↓
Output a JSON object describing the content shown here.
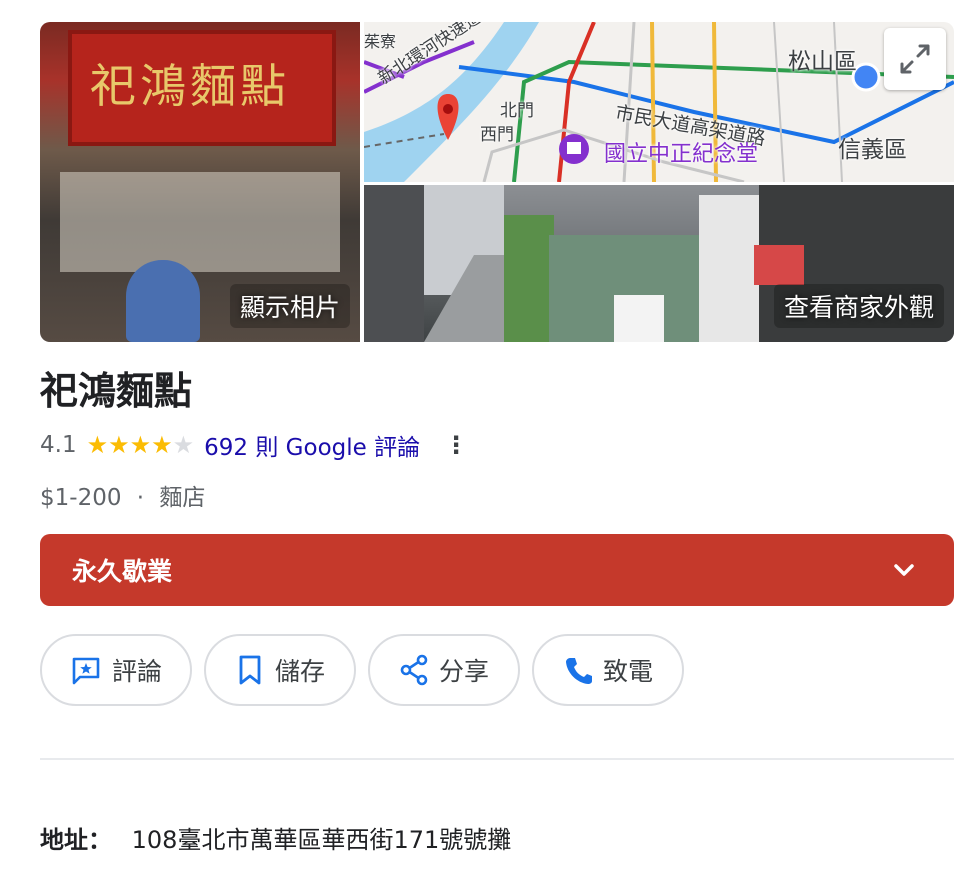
{
  "photos": {
    "store_sign_text": "祀鴻麵點",
    "show_photos_label": "顯示相片",
    "street_view_label": "查看商家外觀"
  },
  "map": {
    "labels": {
      "songshan": "松山區",
      "xinyi": "信義區",
      "highway": "新北環河快速道",
      "beimen": "北門",
      "ximen": "西門",
      "civic": "市民大道高架道路",
      "poi": "國立中正紀念堂",
      "tiliao": "茱寮"
    }
  },
  "business": {
    "name": "祀鴻麵點",
    "rating": "4.1",
    "rating_stars": 4.1,
    "reviews_link": "692 則 Google 評論",
    "price": "$1-200",
    "separator": "·",
    "category": "麵店"
  },
  "status": {
    "label": "永久歇業",
    "color": "#c5392b"
  },
  "actions": [
    {
      "label": "評論",
      "icon": "review-icon"
    },
    {
      "label": "儲存",
      "icon": "bookmark-icon"
    },
    {
      "label": "分享",
      "icon": "share-icon"
    },
    {
      "label": "致電",
      "icon": "phone-icon"
    }
  ],
  "address": {
    "label": "地址：",
    "value": "108臺北市萬華區華西街171號號攤"
  },
  "colors": {
    "accent_link": "#1a0dab",
    "star": "#fbbc04",
    "action_icon": "#1a73e8"
  }
}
↑
[Task objective]: All records should be output exactly, with the pictures left out.

[Completed task]:
Output a JSON object describing the content shown here.
{
  "photos": {
    "store_sign_text": "祀鴻麵點",
    "show_photos_label": "顯示相片",
    "street_view_label": "查看商家外觀"
  },
  "map": {
    "labels": {
      "songshan": "松山區",
      "xinyi": "信義區",
      "highway": "新北環河快速道",
      "beimen": "北門",
      "ximen": "西門",
      "civic": "市民大道高架道路",
      "poi": "國立中正紀念堂",
      "tiliao": "茱寮"
    }
  },
  "business": {
    "name": "祀鴻麵點",
    "rating": "4.1",
    "rating_stars": 4.1,
    "reviews_link": "692 則 Google 評論",
    "price": "$1-200",
    "separator": "·",
    "category": "麵店"
  },
  "status": {
    "label": "永久歇業",
    "color": "#c5392b"
  },
  "actions": [
    {
      "label": "評論",
      "icon": "review-icon"
    },
    {
      "label": "儲存",
      "icon": "bookmark-icon"
    },
    {
      "label": "分享",
      "icon": "share-icon"
    },
    {
      "label": "致電",
      "icon": "phone-icon"
    }
  ],
  "address": {
    "label": "地址：",
    "value": "108臺北市萬華區華西街171號號攤"
  },
  "colors": {
    "accent_link": "#1a0dab",
    "star": "#fbbc04",
    "action_icon": "#1a73e8"
  }
}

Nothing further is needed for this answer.